── Data provided ──

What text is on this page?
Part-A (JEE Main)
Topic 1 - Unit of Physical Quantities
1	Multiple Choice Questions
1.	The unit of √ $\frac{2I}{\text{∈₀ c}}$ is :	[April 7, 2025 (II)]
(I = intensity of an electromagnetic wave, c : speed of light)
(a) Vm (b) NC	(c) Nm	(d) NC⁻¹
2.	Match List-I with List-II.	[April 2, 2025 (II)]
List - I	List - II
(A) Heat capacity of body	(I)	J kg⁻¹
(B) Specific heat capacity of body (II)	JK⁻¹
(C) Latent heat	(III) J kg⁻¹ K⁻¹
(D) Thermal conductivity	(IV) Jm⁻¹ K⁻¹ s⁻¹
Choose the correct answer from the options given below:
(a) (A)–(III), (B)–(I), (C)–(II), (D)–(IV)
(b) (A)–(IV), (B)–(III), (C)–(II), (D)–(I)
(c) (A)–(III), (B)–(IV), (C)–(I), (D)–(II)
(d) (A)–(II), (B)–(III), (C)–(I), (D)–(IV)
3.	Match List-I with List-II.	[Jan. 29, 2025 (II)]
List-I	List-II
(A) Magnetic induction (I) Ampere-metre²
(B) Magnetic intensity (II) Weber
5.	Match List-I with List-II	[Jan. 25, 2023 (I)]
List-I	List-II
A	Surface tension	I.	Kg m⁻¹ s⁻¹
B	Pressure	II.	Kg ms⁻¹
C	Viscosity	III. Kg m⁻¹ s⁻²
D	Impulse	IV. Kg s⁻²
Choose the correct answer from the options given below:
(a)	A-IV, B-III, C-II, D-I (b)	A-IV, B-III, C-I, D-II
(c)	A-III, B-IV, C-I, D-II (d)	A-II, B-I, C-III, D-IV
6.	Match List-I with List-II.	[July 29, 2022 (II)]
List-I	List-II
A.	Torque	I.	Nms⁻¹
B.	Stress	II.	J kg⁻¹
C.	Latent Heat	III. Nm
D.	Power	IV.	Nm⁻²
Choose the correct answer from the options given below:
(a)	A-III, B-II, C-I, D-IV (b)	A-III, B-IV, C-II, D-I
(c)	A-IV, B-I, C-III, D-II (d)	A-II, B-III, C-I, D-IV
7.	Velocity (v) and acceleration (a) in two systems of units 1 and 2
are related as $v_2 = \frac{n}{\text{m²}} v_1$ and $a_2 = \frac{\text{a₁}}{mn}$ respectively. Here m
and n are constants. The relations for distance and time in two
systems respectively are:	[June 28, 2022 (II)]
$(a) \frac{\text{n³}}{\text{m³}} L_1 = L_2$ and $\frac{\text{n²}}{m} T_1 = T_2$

───

# Directions for this task:
Within the data above, pick out all lines holding the word "body".

# Output below:
(A) Heat capacity of body	(I)	J kg⁻¹
(B) Specific heat capacity of body (II)	JK⁻¹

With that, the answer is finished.